begin Entries shown

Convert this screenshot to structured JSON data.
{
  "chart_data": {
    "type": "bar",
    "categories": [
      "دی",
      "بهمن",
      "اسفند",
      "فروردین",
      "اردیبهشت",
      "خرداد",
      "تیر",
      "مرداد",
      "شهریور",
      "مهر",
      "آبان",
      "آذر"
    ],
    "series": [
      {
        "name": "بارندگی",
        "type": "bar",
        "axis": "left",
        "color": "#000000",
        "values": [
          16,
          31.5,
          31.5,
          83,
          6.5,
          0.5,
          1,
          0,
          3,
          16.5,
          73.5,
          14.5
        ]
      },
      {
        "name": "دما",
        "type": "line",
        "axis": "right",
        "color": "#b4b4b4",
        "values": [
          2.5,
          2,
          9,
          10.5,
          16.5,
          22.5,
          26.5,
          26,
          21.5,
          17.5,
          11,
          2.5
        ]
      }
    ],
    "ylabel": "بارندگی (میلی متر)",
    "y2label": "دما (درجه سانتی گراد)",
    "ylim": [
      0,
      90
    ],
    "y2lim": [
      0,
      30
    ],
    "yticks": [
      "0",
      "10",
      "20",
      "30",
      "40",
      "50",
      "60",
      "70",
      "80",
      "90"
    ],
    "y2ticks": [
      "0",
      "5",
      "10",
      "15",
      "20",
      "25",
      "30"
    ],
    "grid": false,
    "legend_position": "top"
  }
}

end Entries shown

Exercise requirements:
Each record above should be returned exactly as it appears.

The result:
Convert this screenshot to structured JSON data.
{
  "chart_data": {
    "type": "bar",
    "categories": [
      "دی",
      "بهمن",
      "اسفند",
      "فروردین",
      "اردیبهشت",
      "خرداد",
      "تیر",
      "مرداد",
      "شهریور",
      "مهر",
      "آبان",
      "آذر"
    ],
    "series": [
      {
        "name": "بارندگی",
        "type": "bar",
        "axis": "left",
        "color": "#000000",
        "values": [
          16,
          31.5,
          31.5,
          83,
          6.5,
          0.5,
          1,
          0,
          3,
          16.5,
          73.5,
          14.5
        ]
      },
      {
        "name": "دما",
        "type": "line",
        "axis": "right",
        "color": "#b4b4b4",
        "values": [
          2.5,
          2,
          9,
          10.5,
          16.5,
          22.5,
          26.5,
          26,
          21.5,
          17.5,
          11,
          2.5
        ]
      }
    ],
    "ylabel": "بارندگی (میلی متر)",
    "y2label": "دما (درجه سانتی گراد)",
    "ylim": [
      0,
      90
    ],
    "y2lim": [
      0,
      30
    ],
    "yticks": [
      "0",
      "10",
      "20",
      "30",
      "40",
      "50",
      "60",
      "70",
      "80",
      "90"
    ],
    "y2ticks": [
      "0",
      "5",
      "10",
      "15",
      "20",
      "25",
      "30"
    ],
    "grid": false,
    "legend_position": "top"
  }
}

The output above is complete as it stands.